*PROVIDED DATA*
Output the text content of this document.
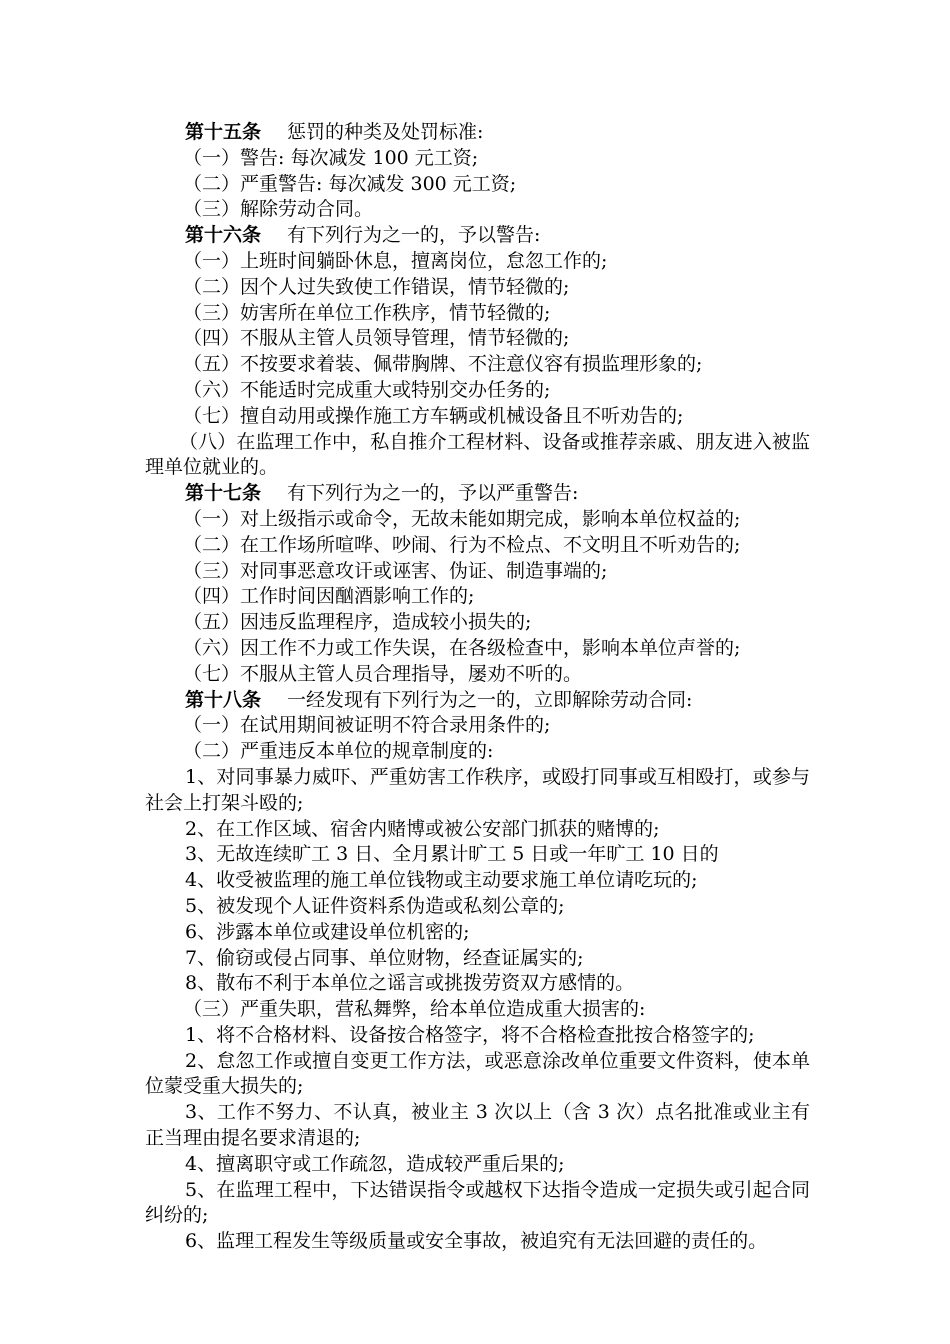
第十五条 惩罚的种类及处罚标准:

（一）警告: 每次减发 100 元工资;

（二）严重警告: 每次减发 300 元工资;

（三）解除劳动合同。

第十六条 有下列行为之一的，予以警告:

（一）上班时间躺卧休息，擅离岗位，怠忽工作的;

（二）因个人过失致使工作错误，情节轻微的;

（三）妨害所在单位工作秩序，情节轻微的;

（四）不服从主管人员领导管理，情节轻微的;

（五）不按要求着装、佩带胸牌、不注意仪容有损监理形象的;

（六）不能适时完成重大或特别交办任务的;

（七）擅自动用或操作施工方车辆或机械设备且不听劝告的;

（八）在监理工作中，私自推介工程材料、设备或推荐亲戚、朋友进入被监理单位就业的。

第十七条 有下列行为之一的，予以严重警告:

（一）对上级指示或命令，无故未能如期完成，影响本单位权益的;

（二）在工作场所喧哗、吵闹、行为不检点、不文明且不听劝告的;

（三）对同事恶意攻讦或诬害、伪证、制造事端的;

（四）工作时间因酗酒影响工作的;

（五）因违反监理程序，造成较小损失的;

（六）因工作不力或工作失误，在各级检查中，影响本单位声誉的;

（七）不服从主管人员合理指导，屡劝不听的。

第十八条 一经发现有下列行为之一的，立即解除劳动合同:

（一）在试用期间被证明不符合录用条件的;

（二）严重违反本单位的规章制度的:

1、对同事暴力威吓、严重妨害工作秩序，或殴打同事或互相殴打，或参与社会上打架斗殴的;

2、在工作区域、宿舍内赌博或被公安部门抓获的赌博的;

3、无故连续旷工 3 日、全月累计旷工 5 日或一年旷工 10 日的

4、收受被监理的施工单位钱物或主动要求施工单位请吃玩的;

5、被发现个人证件资料系伪造或私刻公章的;

6、涉露本单位或建设单位机密的;

7、偷窃或侵占同事、单位财物，经查证属实的;

8、散布不利于本单位之谣言或挑拨劳资双方感情的。

（三）严重失职，营私舞弊，给本单位造成重大损害的:

1、将不合格材料、设备按合格签字，将不合格检查批按合格签字的;

2、怠忽工作或擅自变更工作方法，或恶意涂改单位重要文件资料，使本单位蒙受重大损失的;

3、工作不努力、不认真，被业主 3 次以上（含 3 次）点名批准或业主有正当理由提名要求清退的;

4、擅离职守或工作疏忽，造成较严重后果的;

5、在监理工程中，下达错误指令或越权下达指令造成一定损失或引起合同纠纷的;

6、监理工程发生等级质量或安全事故，被追究有无法回避的责任的。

*TO BE DONE*
Repeat verbatim all the material, but not the pictures.

*THE RESPONSE*
Output the text content of this document.
第十五条 惩罚的种类及处罚标准:

（一）警告: 每次减发 100 元工资;

（二）严重警告: 每次减发 300 元工资;

（三）解除劳动合同。

第十六条 有下列行为之一的，予以警告:

（一）上班时间躺卧休息，擅离岗位，怠忽工作的;

（二）因个人过失致使工作错误，情节轻微的;

（三）妨害所在单位工作秩序，情节轻微的;

（四）不服从主管人员领导管理，情节轻微的;

（五）不按要求着装、佩带胸牌、不注意仪容有损监理形象的;

（六）不能适时完成重大或特别交办任务的;

（七）擅自动用或操作施工方车辆或机械设备且不听劝告的;

（八）在监理工作中，私自推介工程材料、设备或推荐亲戚、朋友进入被监理单位就业的。

第十七条 有下列行为之一的，予以严重警告:

（一）对上级指示或命令，无故未能如期完成，影响本单位权益的;

（二）在工作场所喧哗、吵闹、行为不检点、不文明且不听劝告的;

（三）对同事恶意攻讦或诬害、伪证、制造事端的;

（四）工作时间因酗酒影响工作的;

（五）因违反监理程序，造成较小损失的;

（六）因工作不力或工作失误，在各级检查中，影响本单位声誉的;

（七）不服从主管人员合理指导，屡劝不听的。

第十八条 一经发现有下列行为之一的，立即解除劳动合同:

（一）在试用期间被证明不符合录用条件的;

（二）严重违反本单位的规章制度的:

1、对同事暴力威吓、严重妨害工作秩序，或殴打同事或互相殴打，或参与社会上打架斗殴的;

2、在工作区域、宿舍内赌博或被公安部门抓获的赌博的;

3、无故连续旷工 3 日、全月累计旷工 5 日或一年旷工 10 日的

4、收受被监理的施工单位钱物或主动要求施工单位请吃玩的;

5、被发现个人证件资料系伪造或私刻公章的;

6、涉露本单位或建设单位机密的;

7、偷窃或侵占同事、单位财物，经查证属实的;

8、散布不利于本单位之谣言或挑拨劳资双方感情的。

（三）严重失职，营私舞弊，给本单位造成重大损害的:

1、将不合格材料、设备按合格签字，将不合格检查批按合格签字的;

2、怠忽工作或擅自变更工作方法，或恶意涂改单位重要文件资料，使本单位蒙受重大损失的;

3、工作不努力、不认真，被业主 3 次以上（含 3 次）点名批准或业主有正当理由提名要求清退的;

4、擅离职守或工作疏忽，造成较严重后果的;

5、在监理工程中，下达错误指令或越权下达指令造成一定损失或引起合同纠纷的;

6、监理工程发生等级质量或安全事故，被追究有无法回避的责任的。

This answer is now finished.